**Problem requirements**
Can the data below be set down again exactly, line for line?

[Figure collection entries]
###

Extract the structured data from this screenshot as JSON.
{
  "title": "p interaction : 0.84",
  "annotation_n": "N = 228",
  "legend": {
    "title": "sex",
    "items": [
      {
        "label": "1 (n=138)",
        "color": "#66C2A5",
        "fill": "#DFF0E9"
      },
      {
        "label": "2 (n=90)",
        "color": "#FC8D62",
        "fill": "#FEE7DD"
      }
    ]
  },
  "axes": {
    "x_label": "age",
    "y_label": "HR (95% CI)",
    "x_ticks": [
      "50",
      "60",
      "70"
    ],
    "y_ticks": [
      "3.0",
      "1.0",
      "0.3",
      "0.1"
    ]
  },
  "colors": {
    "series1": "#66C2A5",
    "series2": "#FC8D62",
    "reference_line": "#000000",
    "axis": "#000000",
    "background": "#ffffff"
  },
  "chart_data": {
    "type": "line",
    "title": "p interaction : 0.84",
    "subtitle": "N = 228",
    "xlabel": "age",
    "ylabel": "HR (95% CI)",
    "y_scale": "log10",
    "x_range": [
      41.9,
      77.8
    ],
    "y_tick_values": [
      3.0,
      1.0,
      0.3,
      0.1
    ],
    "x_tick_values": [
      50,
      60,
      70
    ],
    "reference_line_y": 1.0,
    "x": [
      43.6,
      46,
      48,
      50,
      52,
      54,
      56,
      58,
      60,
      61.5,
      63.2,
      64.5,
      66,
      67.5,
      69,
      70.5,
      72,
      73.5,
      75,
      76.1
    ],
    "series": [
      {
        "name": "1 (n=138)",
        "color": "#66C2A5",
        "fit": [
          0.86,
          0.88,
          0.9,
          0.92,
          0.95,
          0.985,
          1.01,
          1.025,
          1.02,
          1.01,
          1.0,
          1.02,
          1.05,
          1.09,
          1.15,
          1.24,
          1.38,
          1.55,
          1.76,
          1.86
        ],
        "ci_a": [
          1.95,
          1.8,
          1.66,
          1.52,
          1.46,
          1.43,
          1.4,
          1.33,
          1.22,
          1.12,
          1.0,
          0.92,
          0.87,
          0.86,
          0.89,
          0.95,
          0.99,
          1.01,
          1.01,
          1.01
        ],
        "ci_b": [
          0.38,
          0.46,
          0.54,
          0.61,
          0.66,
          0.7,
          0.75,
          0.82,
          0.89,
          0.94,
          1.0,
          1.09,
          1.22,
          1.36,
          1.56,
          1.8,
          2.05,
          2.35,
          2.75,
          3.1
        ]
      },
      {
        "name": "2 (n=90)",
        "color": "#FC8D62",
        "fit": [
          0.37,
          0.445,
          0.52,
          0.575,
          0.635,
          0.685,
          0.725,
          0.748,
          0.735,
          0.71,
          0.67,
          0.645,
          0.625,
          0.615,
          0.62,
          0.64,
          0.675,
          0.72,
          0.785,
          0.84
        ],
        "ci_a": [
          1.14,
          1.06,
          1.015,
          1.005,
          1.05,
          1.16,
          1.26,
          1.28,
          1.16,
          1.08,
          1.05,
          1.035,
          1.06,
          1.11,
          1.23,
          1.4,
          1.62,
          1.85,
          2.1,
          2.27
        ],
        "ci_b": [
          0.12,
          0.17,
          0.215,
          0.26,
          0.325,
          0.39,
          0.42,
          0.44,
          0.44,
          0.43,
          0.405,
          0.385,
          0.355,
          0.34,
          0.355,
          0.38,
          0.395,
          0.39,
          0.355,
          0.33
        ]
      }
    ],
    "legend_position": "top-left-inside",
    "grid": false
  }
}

###

**Answer to the problem**
Extract the structured data from this screenshot as JSON.
{
  "title": "p interaction : 0.84",
  "annotation_n": "N = 228",
  "legend": {
    "title": "sex",
    "items": [
      {
        "label": "1 (n=138)",
        "color": "#66C2A5",
        "fill": "#DFF0E9"
      },
      {
        "label": "2 (n=90)",
        "color": "#FC8D62",
        "fill": "#FEE7DD"
      }
    ]
  },
  "axes": {
    "x_label": "age",
    "y_label": "HR (95% CI)",
    "x_ticks": [
      "50",
      "60",
      "70"
    ],
    "y_ticks": [
      "3.0",
      "1.0",
      "0.3",
      "0.1"
    ]
  },
  "colors": {
    "series1": "#66C2A5",
    "series2": "#FC8D62",
    "reference_line": "#000000",
    "axis": "#000000",
    "background": "#ffffff"
  },
  "chart_data": {
    "type": "line",
    "title": "p interaction : 0.84",
    "subtitle": "N = 228",
    "xlabel": "age",
    "ylabel": "HR (95% CI)",
    "y_scale": "log10",
    "x_range": [
      41.9,
      77.8
    ],
    "y_tick_values": [
      3.0,
      1.0,
      0.3,
      0.1
    ],
    "x_tick_values": [
      50,
      60,
      70
    ],
    "reference_line_y": 1.0,
    "x": [
      43.6,
      46,
      48,
      50,
      52,
      54,
      56,
      58,
      60,
      61.5,
      63.2,
      64.5,
      66,
      67.5,
      69,
      70.5,
      72,
      73.5,
      75,
      76.1
    ],
    "series": [
      {
        "name": "1 (n=138)",
        "color": "#66C2A5",
        "fit": [
          0.86,
          0.88,
          0.9,
          0.92,
          0.95,
          0.985,
          1.01,
          1.025,
          1.02,
          1.01,
          1.0,
          1.02,
          1.05,
          1.09,
          1.15,
          1.24,
          1.38,
          1.55,
          1.76,
          1.86
        ],
        "ci_a": [
          1.95,
          1.8,
          1.66,
          1.52,
          1.46,
          1.43,
          1.4,
          1.33,
          1.22,
          1.12,
          1.0,
          0.92,
          0.87,
          0.86,
          0.89,
          0.95,
          0.99,
          1.01,
          1.01,
          1.01
        ],
        "ci_b": [
          0.38,
          0.46,
          0.54,
          0.61,
          0.66,
          0.7,
          0.75,
          0.82,
          0.89,
          0.94,
          1.0,
          1.09,
          1.22,
          1.36,
          1.56,
          1.8,
          2.05,
          2.35,
          2.75,
          3.1
        ]
      },
      {
        "name": "2 (n=90)",
        "color": "#FC8D62",
        "fit": [
          0.37,
          0.445,
          0.52,
          0.575,
          0.635,
          0.685,
          0.725,
          0.748,
          0.735,
          0.71,
          0.67,
          0.645,
          0.625,
          0.615,
          0.62,
          0.64,
          0.675,
          0.72,
          0.785,
          0.84
        ],
        "ci_a": [
          1.14,
          1.06,
          1.015,
          1.005,
          1.05,
          1.16,
          1.26,
          1.28,
          1.16,
          1.08,
          1.05,
          1.035,
          1.06,
          1.11,
          1.23,
          1.4,
          1.62,
          1.85,
          2.1,
          2.27
        ],
        "ci_b": [
          0.12,
          0.17,
          0.215,
          0.26,
          0.325,
          0.39,
          0.42,
          0.44,
          0.44,
          0.43,
          0.405,
          0.385,
          0.355,
          0.34,
          0.355,
          0.38,
          0.395,
          0.39,
          0.355,
          0.33
        ]
      }
    ],
    "legend_position": "top-left-inside",
    "grid": false
  }
}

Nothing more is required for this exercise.